> [Goal of the exercise]
Quote the listing below in its entirety, omitting every image.

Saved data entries
☆ ☆ ☆

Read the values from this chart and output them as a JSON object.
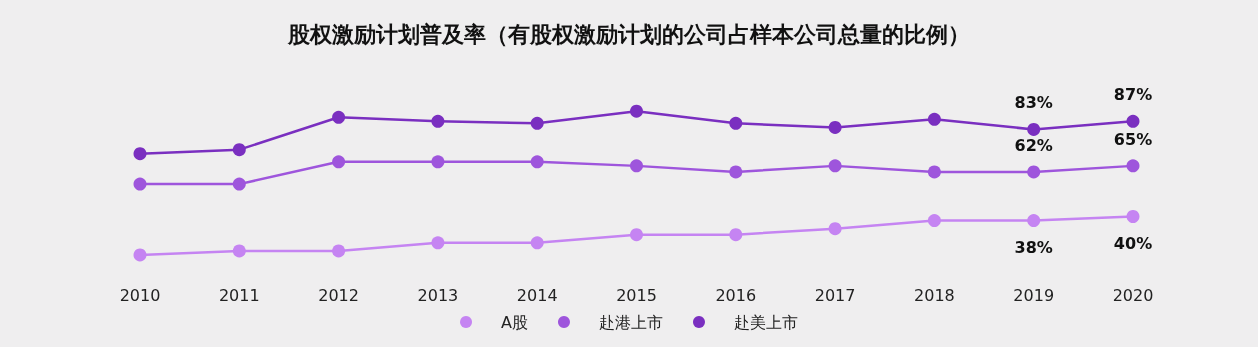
{
  "chart_data": {
    "type": "line",
    "title": "股权激励计划普及率（有股权激励计划的公司占样本公司总量的比例）",
    "categories": [
      "2010",
      "2011",
      "2012",
      "2013",
      "2014",
      "2015",
      "2016",
      "2017",
      "2018",
      "2019",
      "2020"
    ],
    "series": [
      {
        "name": "A股",
        "color": "#c584f2",
        "values": [
          21,
          23,
          23,
          27,
          27,
          31,
          31,
          34,
          38,
          38,
          40
        ],
        "value_labels": [
          null,
          null,
          null,
          null,
          null,
          null,
          null,
          null,
          null,
          "38%",
          "40%"
        ]
      },
      {
        "name": "赴港上市",
        "color": "#9e55dc",
        "values": [
          56,
          56,
          67,
          67,
          67,
          65,
          62,
          65,
          62,
          62,
          65
        ],
        "value_labels": [
          null,
          null,
          null,
          null,
          null,
          null,
          null,
          null,
          null,
          "62%",
          "65%"
        ]
      },
      {
        "name": "赴美上市",
        "color": "#7a2fc0",
        "values": [
          71,
          73,
          89,
          87,
          86,
          92,
          86,
          84,
          88,
          83,
          87
        ],
        "value_labels": [
          null,
          null,
          null,
          null,
          null,
          null,
          null,
          null,
          null,
          "83%",
          "87%"
        ]
      }
    ],
    "marker": "circle",
    "line_style": "solid",
    "legend": "bottom",
    "grid": false
  }
}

☆ ☆ ☆

> [Written answer]
Read the values from this chart and output them as a JSON object.
{
  "chart_data": {
    "type": "line",
    "title": "股权激励计划普及率（有股权激励计划的公司占样本公司总量的比例）",
    "categories": [
      "2010",
      "2011",
      "2012",
      "2013",
      "2014",
      "2015",
      "2016",
      "2017",
      "2018",
      "2019",
      "2020"
    ],
    "series": [
      {
        "name": "A股",
        "color": "#c584f2",
        "values": [
          21,
          23,
          23,
          27,
          27,
          31,
          31,
          34,
          38,
          38,
          40
        ],
        "value_labels": [
          null,
          null,
          null,
          null,
          null,
          null,
          null,
          null,
          null,
          "38%",
          "40%"
        ]
      },
      {
        "name": "赴港上市",
        "color": "#9e55dc",
        "values": [
          56,
          56,
          67,
          67,
          67,
          65,
          62,
          65,
          62,
          62,
          65
        ],
        "value_labels": [
          null,
          null,
          null,
          null,
          null,
          null,
          null,
          null,
          null,
          "62%",
          "65%"
        ]
      },
      {
        "name": "赴美上市",
        "color": "#7a2fc0",
        "values": [
          71,
          73,
          89,
          87,
          86,
          92,
          86,
          84,
          88,
          83,
          87
        ],
        "value_labels": [
          null,
          null,
          null,
          null,
          null,
          null,
          null,
          null,
          null,
          "83%",
          "87%"
        ]
      }
    ],
    "marker": "circle",
    "line_style": "solid",
    "legend": "bottom",
    "grid": false
  }
}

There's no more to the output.